• [WHAT IS REQUIRED]:
Your answer should be a single number: the count of lines in the material below that hold "JSON".

• [LISTED ENTRIES]:
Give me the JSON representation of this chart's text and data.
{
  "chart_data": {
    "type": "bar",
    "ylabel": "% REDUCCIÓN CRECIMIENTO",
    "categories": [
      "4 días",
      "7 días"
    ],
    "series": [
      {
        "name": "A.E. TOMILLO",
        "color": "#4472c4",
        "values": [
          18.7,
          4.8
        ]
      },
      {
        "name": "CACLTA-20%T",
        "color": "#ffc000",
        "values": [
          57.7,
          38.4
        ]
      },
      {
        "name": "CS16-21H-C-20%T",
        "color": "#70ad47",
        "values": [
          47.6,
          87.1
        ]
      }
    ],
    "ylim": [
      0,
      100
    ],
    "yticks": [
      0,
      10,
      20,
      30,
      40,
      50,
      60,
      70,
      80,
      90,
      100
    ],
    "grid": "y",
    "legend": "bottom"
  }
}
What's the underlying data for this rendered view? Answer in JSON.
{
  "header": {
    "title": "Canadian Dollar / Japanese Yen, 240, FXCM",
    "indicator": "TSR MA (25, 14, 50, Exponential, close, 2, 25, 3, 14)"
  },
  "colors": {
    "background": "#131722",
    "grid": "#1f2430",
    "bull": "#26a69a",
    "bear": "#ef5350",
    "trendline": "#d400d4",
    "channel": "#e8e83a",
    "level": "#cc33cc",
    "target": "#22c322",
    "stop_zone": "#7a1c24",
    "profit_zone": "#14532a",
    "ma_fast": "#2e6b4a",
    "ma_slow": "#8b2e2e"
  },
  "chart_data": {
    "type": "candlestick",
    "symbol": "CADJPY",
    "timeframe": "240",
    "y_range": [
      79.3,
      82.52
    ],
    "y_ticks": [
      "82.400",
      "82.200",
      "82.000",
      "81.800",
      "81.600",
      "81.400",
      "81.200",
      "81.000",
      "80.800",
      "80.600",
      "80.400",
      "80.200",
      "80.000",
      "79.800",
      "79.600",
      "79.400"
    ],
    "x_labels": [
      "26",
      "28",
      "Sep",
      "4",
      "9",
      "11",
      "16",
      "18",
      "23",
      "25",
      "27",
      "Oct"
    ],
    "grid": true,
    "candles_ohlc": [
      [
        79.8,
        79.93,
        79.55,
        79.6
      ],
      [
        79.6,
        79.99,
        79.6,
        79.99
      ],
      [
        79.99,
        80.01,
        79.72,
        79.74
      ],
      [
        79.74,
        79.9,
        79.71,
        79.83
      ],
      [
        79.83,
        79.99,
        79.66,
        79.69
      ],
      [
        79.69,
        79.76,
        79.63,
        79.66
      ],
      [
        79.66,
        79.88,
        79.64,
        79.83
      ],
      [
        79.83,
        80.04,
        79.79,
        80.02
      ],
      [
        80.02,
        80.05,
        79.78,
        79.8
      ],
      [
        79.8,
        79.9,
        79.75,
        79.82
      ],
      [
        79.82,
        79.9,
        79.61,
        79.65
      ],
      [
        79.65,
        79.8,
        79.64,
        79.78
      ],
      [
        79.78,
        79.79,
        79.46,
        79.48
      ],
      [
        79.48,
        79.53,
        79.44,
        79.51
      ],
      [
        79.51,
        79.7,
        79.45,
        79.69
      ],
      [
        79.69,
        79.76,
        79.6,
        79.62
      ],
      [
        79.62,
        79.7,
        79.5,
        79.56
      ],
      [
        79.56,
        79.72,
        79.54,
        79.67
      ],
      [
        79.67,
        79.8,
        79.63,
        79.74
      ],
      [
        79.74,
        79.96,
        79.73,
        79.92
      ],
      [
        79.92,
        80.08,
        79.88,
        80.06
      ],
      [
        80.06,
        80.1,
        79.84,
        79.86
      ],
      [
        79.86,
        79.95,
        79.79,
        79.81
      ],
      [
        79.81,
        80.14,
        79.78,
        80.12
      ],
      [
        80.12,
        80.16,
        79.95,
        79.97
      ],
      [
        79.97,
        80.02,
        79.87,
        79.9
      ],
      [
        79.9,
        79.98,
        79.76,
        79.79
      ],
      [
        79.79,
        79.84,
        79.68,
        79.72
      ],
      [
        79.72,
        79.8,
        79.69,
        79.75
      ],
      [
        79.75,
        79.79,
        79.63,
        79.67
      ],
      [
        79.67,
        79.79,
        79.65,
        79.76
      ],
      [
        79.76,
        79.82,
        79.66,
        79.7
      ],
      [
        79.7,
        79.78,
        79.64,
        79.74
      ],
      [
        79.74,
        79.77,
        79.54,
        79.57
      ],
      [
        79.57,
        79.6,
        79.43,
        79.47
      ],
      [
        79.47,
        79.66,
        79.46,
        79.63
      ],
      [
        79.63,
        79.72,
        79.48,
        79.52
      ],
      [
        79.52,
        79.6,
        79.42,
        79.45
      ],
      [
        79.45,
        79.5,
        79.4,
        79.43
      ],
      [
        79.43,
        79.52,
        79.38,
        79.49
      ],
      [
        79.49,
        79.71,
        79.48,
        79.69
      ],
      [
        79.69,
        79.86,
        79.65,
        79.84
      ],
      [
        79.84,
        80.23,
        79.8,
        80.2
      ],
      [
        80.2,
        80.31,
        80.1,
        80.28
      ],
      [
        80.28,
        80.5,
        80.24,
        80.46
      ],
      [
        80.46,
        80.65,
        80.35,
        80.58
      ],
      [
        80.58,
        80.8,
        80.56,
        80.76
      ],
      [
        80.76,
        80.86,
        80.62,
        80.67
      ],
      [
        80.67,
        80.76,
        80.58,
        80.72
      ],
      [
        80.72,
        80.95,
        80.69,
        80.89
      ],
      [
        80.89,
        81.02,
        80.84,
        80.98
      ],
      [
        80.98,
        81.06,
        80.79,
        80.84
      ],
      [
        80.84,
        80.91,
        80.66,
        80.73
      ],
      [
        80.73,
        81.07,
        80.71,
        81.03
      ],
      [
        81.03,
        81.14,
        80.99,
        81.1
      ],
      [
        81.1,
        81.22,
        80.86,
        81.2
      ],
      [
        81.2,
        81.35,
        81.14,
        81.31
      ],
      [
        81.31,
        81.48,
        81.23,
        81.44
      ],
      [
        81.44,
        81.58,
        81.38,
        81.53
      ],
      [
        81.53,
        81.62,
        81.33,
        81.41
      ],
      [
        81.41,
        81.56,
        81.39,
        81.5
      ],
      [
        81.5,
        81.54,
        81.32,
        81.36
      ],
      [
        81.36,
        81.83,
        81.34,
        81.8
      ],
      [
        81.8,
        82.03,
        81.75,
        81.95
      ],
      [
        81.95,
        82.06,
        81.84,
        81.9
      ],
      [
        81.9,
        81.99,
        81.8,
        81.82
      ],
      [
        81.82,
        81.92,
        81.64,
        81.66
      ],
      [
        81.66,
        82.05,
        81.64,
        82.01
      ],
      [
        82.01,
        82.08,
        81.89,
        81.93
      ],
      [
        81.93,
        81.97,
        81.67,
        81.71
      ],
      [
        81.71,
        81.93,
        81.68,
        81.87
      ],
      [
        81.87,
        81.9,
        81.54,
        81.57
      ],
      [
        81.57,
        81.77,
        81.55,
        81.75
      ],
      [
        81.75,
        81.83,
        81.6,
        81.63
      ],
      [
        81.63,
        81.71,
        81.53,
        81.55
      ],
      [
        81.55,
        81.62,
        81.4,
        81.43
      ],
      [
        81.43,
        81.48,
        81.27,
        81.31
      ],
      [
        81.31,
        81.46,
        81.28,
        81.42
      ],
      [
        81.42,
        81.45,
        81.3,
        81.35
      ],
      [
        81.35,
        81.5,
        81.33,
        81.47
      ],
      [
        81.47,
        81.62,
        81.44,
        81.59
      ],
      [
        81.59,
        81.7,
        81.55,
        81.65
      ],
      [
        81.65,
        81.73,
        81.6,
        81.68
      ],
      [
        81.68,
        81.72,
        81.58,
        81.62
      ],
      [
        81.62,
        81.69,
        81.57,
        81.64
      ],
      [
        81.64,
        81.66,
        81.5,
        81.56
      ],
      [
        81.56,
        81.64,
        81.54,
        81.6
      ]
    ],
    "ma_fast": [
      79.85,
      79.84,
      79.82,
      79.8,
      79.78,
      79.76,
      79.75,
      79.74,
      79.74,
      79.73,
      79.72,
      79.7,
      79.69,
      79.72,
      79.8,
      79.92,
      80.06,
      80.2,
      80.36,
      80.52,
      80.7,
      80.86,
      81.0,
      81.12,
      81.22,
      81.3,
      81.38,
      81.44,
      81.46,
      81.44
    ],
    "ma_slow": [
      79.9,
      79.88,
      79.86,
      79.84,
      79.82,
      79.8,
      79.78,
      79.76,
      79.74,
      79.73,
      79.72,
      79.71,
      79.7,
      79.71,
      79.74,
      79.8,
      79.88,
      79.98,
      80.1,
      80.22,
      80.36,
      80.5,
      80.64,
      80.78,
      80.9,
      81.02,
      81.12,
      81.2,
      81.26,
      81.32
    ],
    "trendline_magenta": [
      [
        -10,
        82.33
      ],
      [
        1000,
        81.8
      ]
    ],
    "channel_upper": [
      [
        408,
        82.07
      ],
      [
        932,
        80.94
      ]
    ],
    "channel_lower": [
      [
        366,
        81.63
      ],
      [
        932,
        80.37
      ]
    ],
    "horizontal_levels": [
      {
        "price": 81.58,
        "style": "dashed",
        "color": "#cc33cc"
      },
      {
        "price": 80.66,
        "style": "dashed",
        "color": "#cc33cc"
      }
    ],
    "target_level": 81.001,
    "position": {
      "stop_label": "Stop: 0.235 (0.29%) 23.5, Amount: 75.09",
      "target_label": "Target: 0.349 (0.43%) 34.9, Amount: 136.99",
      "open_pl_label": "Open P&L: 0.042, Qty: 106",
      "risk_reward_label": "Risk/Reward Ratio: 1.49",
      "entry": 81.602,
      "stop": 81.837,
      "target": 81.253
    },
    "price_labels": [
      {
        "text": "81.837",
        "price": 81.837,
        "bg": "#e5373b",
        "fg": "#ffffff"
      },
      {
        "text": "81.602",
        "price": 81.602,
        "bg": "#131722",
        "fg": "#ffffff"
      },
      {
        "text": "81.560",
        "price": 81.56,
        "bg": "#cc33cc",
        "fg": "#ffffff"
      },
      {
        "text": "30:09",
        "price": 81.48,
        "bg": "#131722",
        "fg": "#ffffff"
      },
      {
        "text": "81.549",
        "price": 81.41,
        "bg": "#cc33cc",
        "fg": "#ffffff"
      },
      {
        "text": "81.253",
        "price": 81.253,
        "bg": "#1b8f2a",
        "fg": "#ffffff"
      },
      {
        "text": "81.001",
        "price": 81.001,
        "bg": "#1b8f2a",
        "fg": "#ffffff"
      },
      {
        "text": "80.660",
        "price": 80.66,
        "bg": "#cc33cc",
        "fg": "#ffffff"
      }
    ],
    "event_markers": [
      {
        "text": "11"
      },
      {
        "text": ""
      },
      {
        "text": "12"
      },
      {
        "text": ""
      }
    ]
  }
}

--

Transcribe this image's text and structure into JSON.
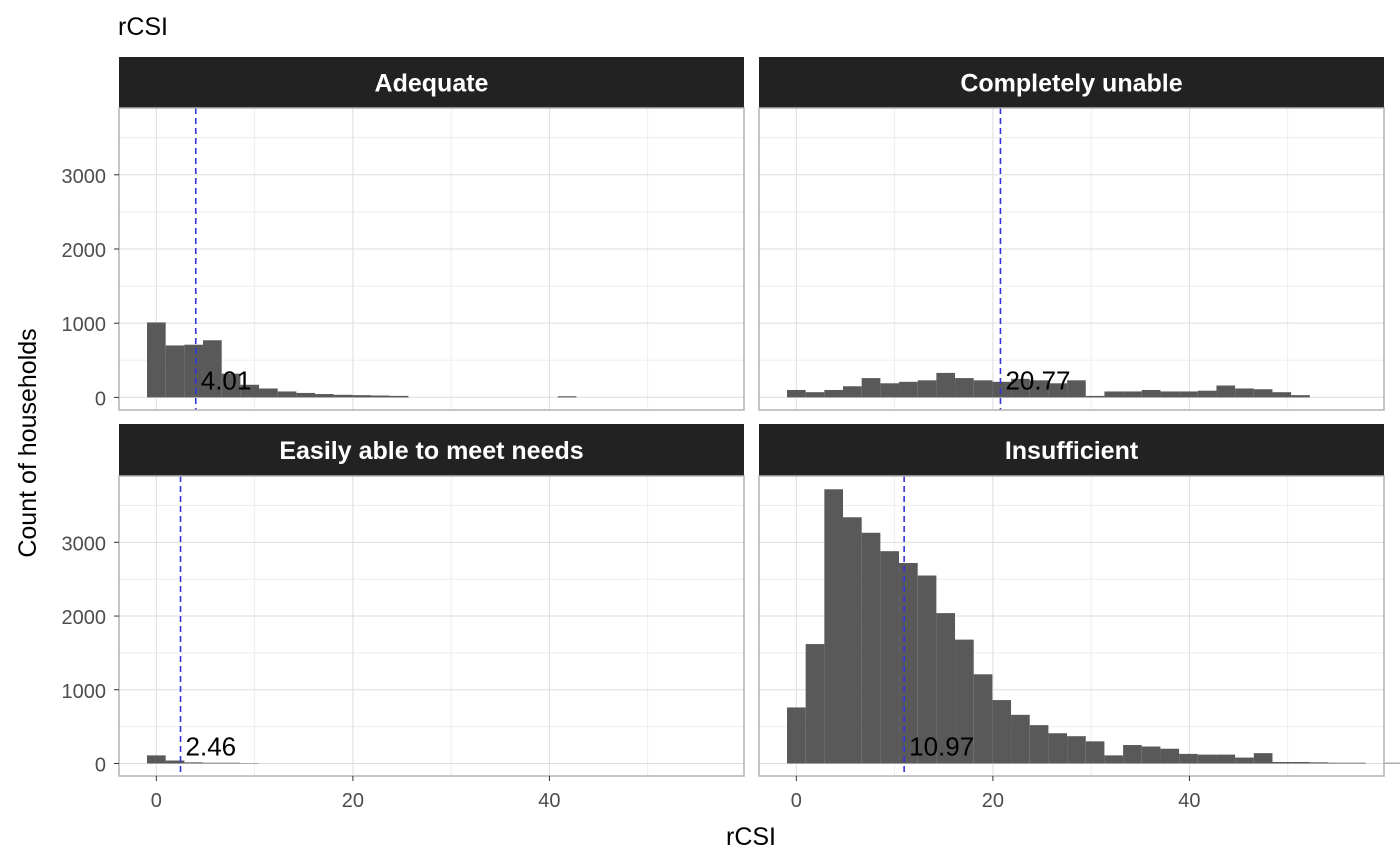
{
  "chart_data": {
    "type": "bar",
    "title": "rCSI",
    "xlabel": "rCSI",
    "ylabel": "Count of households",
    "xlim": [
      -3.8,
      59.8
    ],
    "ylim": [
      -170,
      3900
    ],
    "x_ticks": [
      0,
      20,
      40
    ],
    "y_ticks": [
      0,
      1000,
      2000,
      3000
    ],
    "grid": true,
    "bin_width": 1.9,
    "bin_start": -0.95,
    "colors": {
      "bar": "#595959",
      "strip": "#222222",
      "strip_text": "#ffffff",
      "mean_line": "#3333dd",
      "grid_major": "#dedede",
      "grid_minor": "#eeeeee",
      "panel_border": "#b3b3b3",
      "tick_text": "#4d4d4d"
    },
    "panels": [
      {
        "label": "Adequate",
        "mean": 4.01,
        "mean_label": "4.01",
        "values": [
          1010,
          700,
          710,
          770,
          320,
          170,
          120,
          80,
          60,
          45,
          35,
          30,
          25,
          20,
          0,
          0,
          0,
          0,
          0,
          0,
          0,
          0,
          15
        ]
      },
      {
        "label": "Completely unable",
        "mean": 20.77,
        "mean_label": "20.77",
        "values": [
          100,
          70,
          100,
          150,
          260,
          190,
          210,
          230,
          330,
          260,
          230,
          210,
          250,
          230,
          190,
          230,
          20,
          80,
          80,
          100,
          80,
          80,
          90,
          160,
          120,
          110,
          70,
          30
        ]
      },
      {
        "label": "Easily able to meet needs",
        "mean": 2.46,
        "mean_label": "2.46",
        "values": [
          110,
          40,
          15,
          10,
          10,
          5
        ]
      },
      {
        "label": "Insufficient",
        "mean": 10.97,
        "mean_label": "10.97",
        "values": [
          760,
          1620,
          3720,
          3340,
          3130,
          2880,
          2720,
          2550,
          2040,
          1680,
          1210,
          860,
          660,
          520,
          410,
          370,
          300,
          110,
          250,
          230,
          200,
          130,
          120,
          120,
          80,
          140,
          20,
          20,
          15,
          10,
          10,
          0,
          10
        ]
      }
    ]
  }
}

• [TASK SOLUTION]:
3